• [Set problem]:
Gather the lines below that include the string "серийного", copying each in full.

• [Supplied data]:
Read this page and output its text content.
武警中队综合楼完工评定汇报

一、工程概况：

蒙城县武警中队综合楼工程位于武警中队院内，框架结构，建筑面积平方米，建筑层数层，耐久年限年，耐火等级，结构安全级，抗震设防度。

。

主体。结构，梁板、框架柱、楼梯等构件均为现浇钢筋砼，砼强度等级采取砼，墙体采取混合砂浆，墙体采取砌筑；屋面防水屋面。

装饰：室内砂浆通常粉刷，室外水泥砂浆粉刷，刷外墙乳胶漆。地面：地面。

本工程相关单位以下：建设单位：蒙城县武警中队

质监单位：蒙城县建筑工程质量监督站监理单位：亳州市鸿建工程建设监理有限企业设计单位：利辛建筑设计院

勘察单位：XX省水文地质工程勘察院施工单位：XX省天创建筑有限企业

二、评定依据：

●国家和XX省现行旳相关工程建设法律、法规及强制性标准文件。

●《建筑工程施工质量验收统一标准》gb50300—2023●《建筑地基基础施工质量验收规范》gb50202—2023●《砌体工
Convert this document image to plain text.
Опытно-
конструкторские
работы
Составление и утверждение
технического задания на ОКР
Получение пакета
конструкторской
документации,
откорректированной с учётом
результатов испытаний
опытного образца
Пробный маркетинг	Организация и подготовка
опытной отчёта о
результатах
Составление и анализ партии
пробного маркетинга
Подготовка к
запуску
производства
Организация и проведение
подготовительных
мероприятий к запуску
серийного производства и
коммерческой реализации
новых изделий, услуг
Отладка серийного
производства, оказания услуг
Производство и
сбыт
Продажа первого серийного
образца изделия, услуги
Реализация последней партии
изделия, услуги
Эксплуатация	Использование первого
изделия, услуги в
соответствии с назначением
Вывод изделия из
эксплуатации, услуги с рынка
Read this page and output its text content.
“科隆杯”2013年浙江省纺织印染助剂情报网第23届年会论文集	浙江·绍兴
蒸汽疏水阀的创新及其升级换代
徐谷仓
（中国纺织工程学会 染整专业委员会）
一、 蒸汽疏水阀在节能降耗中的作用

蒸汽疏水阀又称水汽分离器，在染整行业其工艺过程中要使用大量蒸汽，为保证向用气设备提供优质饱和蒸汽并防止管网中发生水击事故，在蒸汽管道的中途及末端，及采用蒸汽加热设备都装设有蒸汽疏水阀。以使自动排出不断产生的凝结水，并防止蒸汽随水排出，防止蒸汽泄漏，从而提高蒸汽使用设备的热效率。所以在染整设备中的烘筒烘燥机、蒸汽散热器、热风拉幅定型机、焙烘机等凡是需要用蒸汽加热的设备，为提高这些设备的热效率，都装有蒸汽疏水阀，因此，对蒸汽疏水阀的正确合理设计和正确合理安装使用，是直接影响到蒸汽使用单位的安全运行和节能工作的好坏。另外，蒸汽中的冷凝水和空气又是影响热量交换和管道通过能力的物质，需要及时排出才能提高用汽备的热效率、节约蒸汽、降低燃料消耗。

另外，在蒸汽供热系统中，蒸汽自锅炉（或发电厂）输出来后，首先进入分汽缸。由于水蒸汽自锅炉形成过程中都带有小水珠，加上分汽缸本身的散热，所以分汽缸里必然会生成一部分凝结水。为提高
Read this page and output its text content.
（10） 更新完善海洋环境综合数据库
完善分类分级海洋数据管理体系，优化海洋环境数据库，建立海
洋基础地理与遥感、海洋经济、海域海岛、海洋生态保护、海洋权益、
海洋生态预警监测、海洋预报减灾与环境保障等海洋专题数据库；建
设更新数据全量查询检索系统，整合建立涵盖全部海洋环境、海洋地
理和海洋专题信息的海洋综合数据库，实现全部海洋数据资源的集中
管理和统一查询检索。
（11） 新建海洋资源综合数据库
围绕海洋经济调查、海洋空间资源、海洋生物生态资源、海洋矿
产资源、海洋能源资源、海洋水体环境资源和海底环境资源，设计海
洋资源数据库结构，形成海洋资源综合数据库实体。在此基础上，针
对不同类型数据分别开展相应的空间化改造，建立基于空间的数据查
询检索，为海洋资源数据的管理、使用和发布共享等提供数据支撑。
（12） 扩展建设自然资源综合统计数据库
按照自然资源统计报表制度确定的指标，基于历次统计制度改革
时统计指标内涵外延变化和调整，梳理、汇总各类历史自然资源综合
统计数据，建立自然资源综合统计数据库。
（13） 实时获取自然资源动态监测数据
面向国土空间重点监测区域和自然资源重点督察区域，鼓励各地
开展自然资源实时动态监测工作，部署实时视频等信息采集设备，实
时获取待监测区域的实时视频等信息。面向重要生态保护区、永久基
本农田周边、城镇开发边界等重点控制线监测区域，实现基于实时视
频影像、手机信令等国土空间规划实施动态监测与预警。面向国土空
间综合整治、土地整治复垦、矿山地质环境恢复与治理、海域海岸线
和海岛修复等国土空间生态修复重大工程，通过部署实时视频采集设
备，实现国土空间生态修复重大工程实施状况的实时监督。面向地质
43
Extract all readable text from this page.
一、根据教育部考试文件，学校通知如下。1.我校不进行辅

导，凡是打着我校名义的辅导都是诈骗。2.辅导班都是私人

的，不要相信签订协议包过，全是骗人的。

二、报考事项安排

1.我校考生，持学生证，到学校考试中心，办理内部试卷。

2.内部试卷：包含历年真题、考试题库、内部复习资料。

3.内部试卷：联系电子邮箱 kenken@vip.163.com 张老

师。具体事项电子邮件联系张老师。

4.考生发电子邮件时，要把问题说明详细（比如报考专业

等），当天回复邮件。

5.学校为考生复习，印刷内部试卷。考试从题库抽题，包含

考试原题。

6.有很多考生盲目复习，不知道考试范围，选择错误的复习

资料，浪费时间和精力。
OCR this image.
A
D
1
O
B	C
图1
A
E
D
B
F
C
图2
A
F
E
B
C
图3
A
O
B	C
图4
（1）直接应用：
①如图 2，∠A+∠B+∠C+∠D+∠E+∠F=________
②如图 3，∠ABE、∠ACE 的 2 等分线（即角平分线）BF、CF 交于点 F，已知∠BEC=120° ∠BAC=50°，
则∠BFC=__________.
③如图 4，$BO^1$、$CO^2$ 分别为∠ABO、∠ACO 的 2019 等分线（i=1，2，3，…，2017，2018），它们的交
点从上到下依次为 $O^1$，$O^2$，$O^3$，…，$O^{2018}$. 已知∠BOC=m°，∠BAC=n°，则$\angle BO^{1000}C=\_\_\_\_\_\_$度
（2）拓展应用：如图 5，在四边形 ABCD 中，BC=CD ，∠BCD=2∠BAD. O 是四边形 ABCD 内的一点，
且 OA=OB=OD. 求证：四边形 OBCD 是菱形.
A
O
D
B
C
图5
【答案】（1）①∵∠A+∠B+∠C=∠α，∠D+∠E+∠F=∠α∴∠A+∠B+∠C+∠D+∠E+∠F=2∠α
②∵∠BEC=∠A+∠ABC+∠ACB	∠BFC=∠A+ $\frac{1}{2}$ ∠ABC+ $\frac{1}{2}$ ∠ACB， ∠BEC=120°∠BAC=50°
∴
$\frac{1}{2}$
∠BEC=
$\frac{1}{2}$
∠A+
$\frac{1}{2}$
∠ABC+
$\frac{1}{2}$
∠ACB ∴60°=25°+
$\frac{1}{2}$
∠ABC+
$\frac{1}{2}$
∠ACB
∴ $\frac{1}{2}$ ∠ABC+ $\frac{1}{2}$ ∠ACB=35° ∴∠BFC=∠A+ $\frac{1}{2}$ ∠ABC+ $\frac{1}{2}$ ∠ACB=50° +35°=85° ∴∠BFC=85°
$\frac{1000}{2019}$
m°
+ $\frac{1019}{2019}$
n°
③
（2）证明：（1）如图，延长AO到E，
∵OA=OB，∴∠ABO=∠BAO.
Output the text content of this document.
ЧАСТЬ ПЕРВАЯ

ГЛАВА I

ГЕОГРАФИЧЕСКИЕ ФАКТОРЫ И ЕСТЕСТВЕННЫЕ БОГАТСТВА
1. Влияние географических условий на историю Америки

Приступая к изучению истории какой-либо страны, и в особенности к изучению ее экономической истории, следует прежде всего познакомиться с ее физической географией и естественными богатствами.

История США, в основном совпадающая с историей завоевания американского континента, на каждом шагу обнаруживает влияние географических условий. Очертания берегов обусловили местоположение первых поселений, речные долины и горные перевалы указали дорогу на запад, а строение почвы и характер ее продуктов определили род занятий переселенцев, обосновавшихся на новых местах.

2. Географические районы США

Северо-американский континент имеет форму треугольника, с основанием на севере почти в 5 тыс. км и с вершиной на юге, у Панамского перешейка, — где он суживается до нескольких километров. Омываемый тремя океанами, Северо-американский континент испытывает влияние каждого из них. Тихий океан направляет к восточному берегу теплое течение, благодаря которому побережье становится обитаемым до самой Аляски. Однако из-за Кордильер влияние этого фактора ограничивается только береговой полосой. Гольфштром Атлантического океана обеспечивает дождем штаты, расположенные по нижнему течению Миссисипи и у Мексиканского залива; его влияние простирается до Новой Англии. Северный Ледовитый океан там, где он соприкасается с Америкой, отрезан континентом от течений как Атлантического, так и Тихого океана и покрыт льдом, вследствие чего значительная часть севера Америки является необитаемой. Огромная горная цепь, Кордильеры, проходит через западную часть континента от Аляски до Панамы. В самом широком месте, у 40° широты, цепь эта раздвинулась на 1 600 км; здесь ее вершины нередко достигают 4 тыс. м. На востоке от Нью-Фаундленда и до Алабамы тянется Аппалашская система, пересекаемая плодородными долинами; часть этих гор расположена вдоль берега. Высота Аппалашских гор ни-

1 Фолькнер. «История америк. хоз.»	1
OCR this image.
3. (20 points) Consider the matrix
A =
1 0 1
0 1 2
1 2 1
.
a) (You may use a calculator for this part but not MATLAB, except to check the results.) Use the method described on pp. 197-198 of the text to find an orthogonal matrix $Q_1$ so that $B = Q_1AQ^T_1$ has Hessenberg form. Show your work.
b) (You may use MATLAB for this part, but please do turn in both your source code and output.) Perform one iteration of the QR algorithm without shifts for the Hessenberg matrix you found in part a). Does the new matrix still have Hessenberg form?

• [Reply to the task]:
серийного производства и
Отладка серийного
Продажа первого серийного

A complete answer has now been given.